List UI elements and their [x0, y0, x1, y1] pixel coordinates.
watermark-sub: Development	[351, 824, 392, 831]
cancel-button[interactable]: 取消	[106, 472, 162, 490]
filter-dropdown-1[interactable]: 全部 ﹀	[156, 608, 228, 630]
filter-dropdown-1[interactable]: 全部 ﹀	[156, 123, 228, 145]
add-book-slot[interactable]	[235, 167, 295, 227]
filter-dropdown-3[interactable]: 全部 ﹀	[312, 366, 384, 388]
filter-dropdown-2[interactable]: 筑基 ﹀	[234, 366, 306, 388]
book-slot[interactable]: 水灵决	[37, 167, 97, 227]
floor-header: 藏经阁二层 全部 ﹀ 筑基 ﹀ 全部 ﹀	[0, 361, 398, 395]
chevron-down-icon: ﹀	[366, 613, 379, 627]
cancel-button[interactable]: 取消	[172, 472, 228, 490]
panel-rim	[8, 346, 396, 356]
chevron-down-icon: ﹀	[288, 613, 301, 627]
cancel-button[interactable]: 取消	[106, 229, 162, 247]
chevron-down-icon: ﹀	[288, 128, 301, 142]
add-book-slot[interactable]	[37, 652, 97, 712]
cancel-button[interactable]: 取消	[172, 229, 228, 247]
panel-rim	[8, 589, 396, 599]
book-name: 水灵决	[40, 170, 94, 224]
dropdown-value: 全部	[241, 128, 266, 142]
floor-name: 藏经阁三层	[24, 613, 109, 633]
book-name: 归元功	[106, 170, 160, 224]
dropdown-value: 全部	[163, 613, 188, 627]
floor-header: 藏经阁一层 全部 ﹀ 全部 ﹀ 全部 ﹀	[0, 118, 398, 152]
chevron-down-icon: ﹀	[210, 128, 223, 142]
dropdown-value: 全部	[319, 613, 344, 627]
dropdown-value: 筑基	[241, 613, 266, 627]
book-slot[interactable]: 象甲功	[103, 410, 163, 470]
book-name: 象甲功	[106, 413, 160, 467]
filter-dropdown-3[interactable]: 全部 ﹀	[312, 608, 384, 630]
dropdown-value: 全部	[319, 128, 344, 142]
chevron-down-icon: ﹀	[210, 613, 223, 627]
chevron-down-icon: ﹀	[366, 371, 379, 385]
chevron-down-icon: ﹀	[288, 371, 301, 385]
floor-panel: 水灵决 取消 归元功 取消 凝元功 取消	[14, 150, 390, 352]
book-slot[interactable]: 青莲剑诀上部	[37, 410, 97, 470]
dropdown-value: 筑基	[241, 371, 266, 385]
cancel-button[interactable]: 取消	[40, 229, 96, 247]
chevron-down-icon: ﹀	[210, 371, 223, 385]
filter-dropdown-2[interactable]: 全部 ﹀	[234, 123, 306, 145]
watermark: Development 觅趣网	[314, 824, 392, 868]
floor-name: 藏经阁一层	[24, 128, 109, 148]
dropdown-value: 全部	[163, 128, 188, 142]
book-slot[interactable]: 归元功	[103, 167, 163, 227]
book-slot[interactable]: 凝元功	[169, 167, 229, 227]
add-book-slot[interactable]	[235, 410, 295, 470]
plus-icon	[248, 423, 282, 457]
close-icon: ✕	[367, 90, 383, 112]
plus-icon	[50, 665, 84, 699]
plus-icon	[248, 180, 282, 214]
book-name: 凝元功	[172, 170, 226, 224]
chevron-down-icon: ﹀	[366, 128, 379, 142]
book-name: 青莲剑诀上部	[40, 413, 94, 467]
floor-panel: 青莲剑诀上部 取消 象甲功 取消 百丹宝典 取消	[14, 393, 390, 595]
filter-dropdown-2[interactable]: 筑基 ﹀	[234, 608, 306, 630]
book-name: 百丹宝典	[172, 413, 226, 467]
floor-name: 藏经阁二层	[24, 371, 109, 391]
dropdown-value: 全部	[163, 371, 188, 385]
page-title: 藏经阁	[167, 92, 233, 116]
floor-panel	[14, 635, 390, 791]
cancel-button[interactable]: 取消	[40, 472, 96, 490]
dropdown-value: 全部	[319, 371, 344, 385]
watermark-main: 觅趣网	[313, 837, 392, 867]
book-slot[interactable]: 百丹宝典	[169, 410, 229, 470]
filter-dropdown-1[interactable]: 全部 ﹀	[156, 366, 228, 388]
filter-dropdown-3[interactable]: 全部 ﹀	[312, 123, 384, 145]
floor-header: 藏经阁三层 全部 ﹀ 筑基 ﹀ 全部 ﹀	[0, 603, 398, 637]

- - -

EXERCISE DETAILS
Count the lines above that contain the string "filter", treating uppercase and lowercase letters as different, and give only the number.

RESPONSE FOR THIS EXERCISE
9